**Records:**
──────────────────────────────
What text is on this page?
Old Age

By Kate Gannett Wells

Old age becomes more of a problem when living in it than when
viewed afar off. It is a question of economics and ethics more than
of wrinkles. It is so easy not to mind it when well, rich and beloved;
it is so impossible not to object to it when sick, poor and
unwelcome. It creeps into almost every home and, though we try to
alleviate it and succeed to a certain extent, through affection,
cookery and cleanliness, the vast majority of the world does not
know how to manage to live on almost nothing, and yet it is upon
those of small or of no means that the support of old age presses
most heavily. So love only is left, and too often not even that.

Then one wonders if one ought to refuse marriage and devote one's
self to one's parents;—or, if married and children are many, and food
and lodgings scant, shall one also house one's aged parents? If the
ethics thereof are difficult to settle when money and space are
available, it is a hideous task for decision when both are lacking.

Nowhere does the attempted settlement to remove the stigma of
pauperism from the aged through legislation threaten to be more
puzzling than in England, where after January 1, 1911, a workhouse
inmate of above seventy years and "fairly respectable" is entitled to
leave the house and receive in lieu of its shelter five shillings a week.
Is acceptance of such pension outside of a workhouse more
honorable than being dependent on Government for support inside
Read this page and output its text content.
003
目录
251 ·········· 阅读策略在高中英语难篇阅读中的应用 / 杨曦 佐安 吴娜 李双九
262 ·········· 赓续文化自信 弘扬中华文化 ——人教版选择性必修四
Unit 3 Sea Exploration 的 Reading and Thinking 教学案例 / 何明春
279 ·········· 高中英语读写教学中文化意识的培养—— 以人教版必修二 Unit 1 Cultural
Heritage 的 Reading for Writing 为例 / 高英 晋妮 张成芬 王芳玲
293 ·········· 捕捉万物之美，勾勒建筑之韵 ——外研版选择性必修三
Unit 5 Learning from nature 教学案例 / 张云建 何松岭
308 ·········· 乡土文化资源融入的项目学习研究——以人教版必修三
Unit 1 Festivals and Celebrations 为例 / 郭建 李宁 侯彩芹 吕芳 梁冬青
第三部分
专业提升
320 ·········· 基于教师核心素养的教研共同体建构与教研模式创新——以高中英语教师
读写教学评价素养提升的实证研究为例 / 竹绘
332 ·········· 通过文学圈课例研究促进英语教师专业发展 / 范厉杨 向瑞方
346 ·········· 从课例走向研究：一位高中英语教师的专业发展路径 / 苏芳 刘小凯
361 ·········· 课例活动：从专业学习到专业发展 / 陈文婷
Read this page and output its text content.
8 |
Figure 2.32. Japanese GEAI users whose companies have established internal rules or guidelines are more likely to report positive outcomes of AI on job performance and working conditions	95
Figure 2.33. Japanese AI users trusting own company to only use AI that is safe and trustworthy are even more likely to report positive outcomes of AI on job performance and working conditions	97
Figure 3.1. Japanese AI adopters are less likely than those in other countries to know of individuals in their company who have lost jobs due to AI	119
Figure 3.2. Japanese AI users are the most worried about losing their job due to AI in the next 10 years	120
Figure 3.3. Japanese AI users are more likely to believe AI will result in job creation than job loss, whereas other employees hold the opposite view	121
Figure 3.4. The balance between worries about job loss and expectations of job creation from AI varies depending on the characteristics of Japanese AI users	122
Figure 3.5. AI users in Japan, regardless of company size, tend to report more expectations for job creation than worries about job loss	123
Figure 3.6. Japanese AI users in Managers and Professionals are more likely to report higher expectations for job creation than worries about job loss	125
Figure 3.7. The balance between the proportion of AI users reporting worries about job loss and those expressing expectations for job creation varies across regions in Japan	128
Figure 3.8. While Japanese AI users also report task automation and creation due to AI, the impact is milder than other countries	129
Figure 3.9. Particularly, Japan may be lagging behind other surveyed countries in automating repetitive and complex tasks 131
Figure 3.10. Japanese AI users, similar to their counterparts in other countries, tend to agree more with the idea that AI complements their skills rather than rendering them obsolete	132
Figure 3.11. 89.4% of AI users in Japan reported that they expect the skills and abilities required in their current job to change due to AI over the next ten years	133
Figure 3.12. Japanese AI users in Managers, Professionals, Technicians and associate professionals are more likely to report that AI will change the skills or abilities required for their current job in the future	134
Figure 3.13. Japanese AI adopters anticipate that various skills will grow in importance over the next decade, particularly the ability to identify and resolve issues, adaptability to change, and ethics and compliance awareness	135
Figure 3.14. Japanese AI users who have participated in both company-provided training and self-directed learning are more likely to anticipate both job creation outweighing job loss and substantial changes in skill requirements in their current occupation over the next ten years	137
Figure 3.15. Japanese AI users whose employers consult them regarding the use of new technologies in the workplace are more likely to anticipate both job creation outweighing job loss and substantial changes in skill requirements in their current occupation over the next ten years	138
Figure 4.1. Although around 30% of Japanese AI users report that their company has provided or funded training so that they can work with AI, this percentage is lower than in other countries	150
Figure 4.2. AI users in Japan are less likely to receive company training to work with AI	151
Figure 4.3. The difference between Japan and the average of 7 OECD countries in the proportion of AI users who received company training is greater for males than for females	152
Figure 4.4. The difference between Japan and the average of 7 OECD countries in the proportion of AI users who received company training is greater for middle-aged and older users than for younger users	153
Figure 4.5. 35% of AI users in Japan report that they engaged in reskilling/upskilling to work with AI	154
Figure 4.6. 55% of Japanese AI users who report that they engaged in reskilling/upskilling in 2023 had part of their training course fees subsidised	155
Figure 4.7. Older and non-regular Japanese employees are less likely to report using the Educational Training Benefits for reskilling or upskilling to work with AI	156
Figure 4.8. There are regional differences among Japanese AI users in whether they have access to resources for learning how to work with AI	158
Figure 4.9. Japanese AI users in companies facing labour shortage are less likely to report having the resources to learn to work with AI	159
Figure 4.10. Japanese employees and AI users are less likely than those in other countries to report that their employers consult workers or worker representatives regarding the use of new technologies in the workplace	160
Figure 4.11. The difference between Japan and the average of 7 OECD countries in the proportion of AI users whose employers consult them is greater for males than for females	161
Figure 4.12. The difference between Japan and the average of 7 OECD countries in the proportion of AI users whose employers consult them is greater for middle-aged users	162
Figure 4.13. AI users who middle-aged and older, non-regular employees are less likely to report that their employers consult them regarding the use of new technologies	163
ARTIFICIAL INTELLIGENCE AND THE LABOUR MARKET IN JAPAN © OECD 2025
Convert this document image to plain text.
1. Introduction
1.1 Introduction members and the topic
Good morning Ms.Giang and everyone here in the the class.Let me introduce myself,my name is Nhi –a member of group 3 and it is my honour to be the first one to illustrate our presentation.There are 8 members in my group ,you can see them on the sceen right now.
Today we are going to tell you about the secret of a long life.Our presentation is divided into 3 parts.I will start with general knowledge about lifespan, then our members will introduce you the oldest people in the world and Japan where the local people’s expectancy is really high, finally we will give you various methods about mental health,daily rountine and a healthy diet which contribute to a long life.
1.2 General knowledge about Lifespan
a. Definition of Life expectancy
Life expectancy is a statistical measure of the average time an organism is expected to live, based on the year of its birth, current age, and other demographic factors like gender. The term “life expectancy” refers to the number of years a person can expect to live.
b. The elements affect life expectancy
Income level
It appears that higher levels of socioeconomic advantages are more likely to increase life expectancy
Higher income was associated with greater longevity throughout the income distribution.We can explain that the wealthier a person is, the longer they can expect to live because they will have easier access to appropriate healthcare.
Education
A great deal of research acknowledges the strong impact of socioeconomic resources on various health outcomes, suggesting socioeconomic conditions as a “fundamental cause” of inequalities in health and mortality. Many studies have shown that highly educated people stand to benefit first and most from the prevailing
──────────────────────────────
**SET EXERCISE:** Each line that holds the word "parents" should be extracted from the records.

**ANSWER TO THE PROBLEM:**
self to one's parents;—or, if married and children are many, and food
and lodgings scant, shall one also house one's aged parents? If the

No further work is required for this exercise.